**EXERCISE PROMPT**
Give every entry again, word for word.

**RECORDS SHOWN**

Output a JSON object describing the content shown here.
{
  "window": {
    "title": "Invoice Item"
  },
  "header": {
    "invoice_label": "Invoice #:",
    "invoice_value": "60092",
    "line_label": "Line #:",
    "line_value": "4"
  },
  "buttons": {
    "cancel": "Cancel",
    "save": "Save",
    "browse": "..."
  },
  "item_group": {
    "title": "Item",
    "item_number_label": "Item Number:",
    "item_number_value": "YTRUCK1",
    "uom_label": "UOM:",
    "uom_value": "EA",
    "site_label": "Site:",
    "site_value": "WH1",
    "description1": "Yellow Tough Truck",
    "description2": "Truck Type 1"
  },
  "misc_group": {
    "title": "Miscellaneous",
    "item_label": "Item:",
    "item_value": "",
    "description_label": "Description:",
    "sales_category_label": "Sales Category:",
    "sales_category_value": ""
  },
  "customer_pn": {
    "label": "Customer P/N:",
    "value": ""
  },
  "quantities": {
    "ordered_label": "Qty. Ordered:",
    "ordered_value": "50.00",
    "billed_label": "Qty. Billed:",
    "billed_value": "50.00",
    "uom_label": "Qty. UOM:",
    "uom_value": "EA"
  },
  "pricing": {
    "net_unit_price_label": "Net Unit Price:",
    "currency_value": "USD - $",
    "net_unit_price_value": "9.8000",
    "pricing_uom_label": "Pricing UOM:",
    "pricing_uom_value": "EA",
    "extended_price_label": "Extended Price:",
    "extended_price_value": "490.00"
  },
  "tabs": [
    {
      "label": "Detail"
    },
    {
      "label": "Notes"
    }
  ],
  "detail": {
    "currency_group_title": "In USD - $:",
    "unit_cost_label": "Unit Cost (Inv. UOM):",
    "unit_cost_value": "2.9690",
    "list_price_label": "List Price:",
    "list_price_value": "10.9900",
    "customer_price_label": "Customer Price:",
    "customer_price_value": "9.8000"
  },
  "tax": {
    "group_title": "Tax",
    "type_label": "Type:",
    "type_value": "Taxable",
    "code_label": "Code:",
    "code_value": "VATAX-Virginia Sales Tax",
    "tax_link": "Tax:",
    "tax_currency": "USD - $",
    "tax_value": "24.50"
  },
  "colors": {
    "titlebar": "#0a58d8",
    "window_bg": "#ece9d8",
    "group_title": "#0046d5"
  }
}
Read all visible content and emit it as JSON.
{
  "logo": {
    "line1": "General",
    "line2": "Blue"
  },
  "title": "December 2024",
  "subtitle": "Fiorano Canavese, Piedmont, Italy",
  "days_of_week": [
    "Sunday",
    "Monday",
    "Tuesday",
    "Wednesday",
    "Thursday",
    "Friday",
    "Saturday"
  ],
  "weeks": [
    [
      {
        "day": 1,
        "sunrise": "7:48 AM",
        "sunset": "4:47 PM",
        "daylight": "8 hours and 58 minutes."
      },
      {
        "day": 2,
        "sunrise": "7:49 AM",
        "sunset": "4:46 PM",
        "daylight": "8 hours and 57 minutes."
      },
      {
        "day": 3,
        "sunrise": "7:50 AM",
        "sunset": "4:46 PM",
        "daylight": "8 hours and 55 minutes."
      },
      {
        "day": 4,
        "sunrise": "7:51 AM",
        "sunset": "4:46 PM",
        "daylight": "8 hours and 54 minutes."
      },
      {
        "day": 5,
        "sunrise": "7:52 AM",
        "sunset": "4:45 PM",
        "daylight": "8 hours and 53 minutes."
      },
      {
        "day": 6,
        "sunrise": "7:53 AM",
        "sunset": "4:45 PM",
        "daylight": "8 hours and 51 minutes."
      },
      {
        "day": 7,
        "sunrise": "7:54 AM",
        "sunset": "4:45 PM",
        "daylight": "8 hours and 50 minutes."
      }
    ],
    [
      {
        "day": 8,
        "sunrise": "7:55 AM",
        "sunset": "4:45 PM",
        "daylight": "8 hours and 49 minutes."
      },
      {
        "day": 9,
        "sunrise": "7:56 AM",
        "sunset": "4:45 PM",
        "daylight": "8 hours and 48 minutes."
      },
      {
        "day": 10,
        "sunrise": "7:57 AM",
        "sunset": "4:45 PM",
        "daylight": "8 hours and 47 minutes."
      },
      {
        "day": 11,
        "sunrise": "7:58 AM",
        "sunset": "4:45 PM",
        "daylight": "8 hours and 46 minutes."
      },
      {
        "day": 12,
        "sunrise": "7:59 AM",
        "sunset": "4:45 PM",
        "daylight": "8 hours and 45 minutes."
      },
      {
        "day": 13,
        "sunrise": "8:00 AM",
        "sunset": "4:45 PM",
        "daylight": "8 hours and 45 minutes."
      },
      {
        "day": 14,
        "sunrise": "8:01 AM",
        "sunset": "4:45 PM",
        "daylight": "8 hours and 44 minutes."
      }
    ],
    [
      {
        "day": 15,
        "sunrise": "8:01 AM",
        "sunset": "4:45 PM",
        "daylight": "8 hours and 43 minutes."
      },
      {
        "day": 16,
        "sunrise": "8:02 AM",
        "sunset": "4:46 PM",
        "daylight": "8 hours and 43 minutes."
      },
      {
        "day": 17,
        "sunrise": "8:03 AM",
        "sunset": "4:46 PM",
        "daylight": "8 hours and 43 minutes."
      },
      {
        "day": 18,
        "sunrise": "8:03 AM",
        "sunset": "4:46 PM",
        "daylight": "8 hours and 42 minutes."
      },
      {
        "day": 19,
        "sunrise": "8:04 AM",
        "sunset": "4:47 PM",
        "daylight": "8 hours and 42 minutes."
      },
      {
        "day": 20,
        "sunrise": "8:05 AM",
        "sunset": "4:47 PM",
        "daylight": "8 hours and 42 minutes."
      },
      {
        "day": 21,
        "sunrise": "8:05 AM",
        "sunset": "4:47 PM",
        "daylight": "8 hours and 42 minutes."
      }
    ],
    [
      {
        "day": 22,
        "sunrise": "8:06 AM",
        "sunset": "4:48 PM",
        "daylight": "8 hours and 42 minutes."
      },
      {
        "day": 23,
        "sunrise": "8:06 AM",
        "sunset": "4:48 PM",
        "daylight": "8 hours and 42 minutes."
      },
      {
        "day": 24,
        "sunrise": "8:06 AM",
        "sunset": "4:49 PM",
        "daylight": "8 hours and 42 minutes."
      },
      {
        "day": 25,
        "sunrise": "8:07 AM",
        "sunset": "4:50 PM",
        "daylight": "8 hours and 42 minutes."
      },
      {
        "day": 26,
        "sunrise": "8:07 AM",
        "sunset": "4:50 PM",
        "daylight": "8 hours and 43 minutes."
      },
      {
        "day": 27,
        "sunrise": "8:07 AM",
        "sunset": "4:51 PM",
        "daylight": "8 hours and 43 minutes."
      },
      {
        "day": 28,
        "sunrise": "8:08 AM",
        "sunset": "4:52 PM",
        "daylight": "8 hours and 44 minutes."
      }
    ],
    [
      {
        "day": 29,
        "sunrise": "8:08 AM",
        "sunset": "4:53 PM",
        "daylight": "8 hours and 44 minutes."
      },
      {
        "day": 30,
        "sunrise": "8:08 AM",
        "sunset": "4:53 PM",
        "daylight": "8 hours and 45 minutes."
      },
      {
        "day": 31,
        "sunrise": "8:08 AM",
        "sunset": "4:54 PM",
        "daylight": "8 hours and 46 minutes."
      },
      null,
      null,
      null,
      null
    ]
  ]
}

**RESPONSE BELOW**
Output a JSON object describing the content shown here.
{
  "window": {
    "title": "Invoice Item"
  },
  "header": {
    "invoice_label": "Invoice #:",
    "invoice_value": "60092",
    "line_label": "Line #:",
    "line_value": "4"
  },
  "buttons": {
    "cancel": "Cancel",
    "save": "Save",
    "browse": "..."
  },
  "item_group": {
    "title": "Item",
    "item_number_label": "Item Number:",
    "item_number_value": "YTRUCK1",
    "uom_label": "UOM:",
    "uom_value": "EA",
    "site_label": "Site:",
    "site_value": "WH1",
    "description1": "Yellow Tough Truck",
    "description2": "Truck Type 1"
  },
  "misc_group": {
    "title": "Miscellaneous",
    "item_label": "Item:",
    "item_value": "",
    "description_label": "Description:",
    "sales_category_label": "Sales Category:",
    "sales_category_value": ""
  },
  "customer_pn": {
    "label": "Customer P/N:",
    "value": ""
  },
  "quantities": {
    "ordered_label": "Qty. Ordered:",
    "ordered_value": "50.00",
    "billed_label": "Qty. Billed:",
    "billed_value": "50.00",
    "uom_label": "Qty. UOM:",
    "uom_value": "EA"
  },
  "pricing": {
    "net_unit_price_label": "Net Unit Price:",
    "currency_value": "USD - $",
    "net_unit_price_value": "9.8000",
    "pricing_uom_label": "Pricing UOM:",
    "pricing_uom_value": "EA",
    "extended_price_label": "Extended Price:",
    "extended_price_value": "490.00"
  },
  "tabs": [
    {
      "label": "Detail"
    },
    {
      "label": "Notes"
    }
  ],
  "detail": {
    "currency_group_title": "In USD - $:",
    "unit_cost_label": "Unit Cost (Inv. UOM):",
    "unit_cost_value": "2.9690",
    "list_price_label": "List Price:",
    "list_price_value": "10.9900",
    "customer_price_label": "Customer Price:",
    "customer_price_value": "9.8000"
  },
  "tax": {
    "group_title": "Tax",
    "type_label": "Type:",
    "type_value": "Taxable",
    "code_label": "Code:",
    "code_value": "VATAX-Virginia Sales Tax",
    "tax_link": "Tax:",
    "tax_currency": "USD - $",
    "tax_value": "24.50"
  },
  "colors": {
    "titlebar": "#0a58d8",
    "window_bg": "#ece9d8",
    "group_title": "#0046d5"
  }
}
Read all visible content and emit it as JSON.
{
  "logo": {
    "line1": "General",
    "line2": "Blue"
  },
  "title": "December 2024",
  "subtitle": "Fiorano Canavese, Piedmont, Italy",
  "days_of_week": [
    "Sunday",
    "Monday",
    "Tuesday",
    "Wednesday",
    "Thursday",
    "Friday",
    "Saturday"
  ],
  "weeks": [
    [
      {
        "day": 1,
        "sunrise": "7:48 AM",
        "sunset": "4:47 PM",
        "daylight": "8 hours and 58 minutes."
      },
      {
        "day": 2,
        "sunrise": "7:49 AM",
        "sunset": "4:46 PM",
        "daylight": "8 hours and 57 minutes."
      },
      {
        "day": 3,
        "sunrise": "7:50 AM",
        "sunset": "4:46 PM",
        "daylight": "8 hours and 55 minutes."
      },
      {
        "day": 4,
        "sunrise": "7:51 AM",
        "sunset": "4:46 PM",
        "daylight": "8 hours and 54 minutes."
      },
      {
        "day": 5,
        "sunrise": "7:52 AM",
        "sunset": "4:45 PM",
        "daylight": "8 hours and 53 minutes."
      },
      {
        "day": 6,
        "sunrise": "7:53 AM",
        "sunset": "4:45 PM",
        "daylight": "8 hours and 51 minutes."
      },
      {
        "day": 7,
        "sunrise": "7:54 AM",
        "sunset": "4:45 PM",
        "daylight": "8 hours and 50 minutes."
      }
    ],
    [
      {
        "day": 8,
        "sunrise": "7:55 AM",
        "sunset": "4:45 PM",
        "daylight": "8 hours and 49 minutes."
      },
      {
        "day": 9,
        "sunrise": "7:56 AM",
        "sunset": "4:45 PM",
        "daylight": "8 hours and 48 minutes."
      },
      {
        "day": 10,
        "sunrise": "7:57 AM",
        "sunset": "4:45 PM",
        "daylight": "8 hours and 47 minutes."
      },
      {
        "day": 11,
        "sunrise": "7:58 AM",
        "sunset": "4:45 PM",
        "daylight": "8 hours and 46 minutes."
      },
      {
        "day": 12,
        "sunrise": "7:59 AM",
        "sunset": "4:45 PM",
        "daylight": "8 hours and 45 minutes."
      },
      {
        "day": 13,
        "sunrise": "8:00 AM",
        "sunset": "4:45 PM",
        "daylight": "8 hours and 45 minutes."
      },
      {
        "day": 14,
        "sunrise": "8:01 AM",
        "sunset": "4:45 PM",
        "daylight": "8 hours and 44 minutes."
      }
    ],
    [
      {
        "day": 15,
        "sunrise": "8:01 AM",
        "sunset": "4:45 PM",
        "daylight": "8 hours and 43 minutes."
      },
      {
        "day": 16,
        "sunrise": "8:02 AM",
        "sunset": "4:46 PM",
        "daylight": "8 hours and 43 minutes."
      },
      {
        "day": 17,
        "sunrise": "8:03 AM",
        "sunset": "4:46 PM",
        "daylight": "8 hours and 43 minutes."
      },
      {
        "day": 18,
        "sunrise": "8:03 AM",
        "sunset": "4:46 PM",
        "daylight": "8 hours and 42 minutes."
      },
      {
        "day": 19,
        "sunrise": "8:04 AM",
        "sunset": "4:47 PM",
        "daylight": "8 hours and 42 minutes."
      },
      {
        "day": 20,
        "sunrise": "8:05 AM",
        "sunset": "4:47 PM",
        "daylight": "8 hours and 42 minutes."
      },
      {
        "day": 21,
        "sunrise": "8:05 AM",
        "sunset": "4:47 PM",
        "daylight": "8 hours and 42 minutes."
      }
    ],
    [
      {
        "day": 22,
        "sunrise": "8:06 AM",
        "sunset": "4:48 PM",
        "daylight": "8 hours and 42 minutes."
      },
      {
        "day": 23,
        "sunrise": "8:06 AM",
        "sunset": "4:48 PM",
        "daylight": "8 hours and 42 minutes."
      },
      {
        "day": 24,
        "sunrise": "8:06 AM",
        "sunset": "4:49 PM",
        "daylight": "8 hours and 42 minutes."
      },
      {
        "day": 25,
        "sunrise": "8:07 AM",
        "sunset": "4:50 PM",
        "daylight": "8 hours and 42 minutes."
      },
      {
        "day": 26,
        "sunrise": "8:07 AM",
        "sunset": "4:50 PM",
        "daylight": "8 hours and 43 minutes."
      },
      {
        "day": 27,
        "sunrise": "8:07 AM",
        "sunset": "4:51 PM",
        "daylight": "8 hours and 43 minutes."
      },
      {
        "day": 28,
        "sunrise": "8:08 AM",
        "sunset": "4:52 PM",
        "daylight": "8 hours and 44 minutes."
      }
    ],
    [
      {
        "day": 29,
        "sunrise": "8:08 AM",
        "sunset": "4:53 PM",
        "daylight": "8 hours and 44 minutes."
      },
      {
        "day": 30,
        "sunrise": "8:08 AM",
        "sunset": "4:53 PM",
        "daylight": "8 hours and 45 minutes."
      },
      {
        "day": 31,
        "sunrise": "8:08 AM",
        "sunset": "4:54 PM",
        "daylight": "8 hours and 46 minutes."
      },
      null,
      null,
      null,
      null
    ]
  ]
}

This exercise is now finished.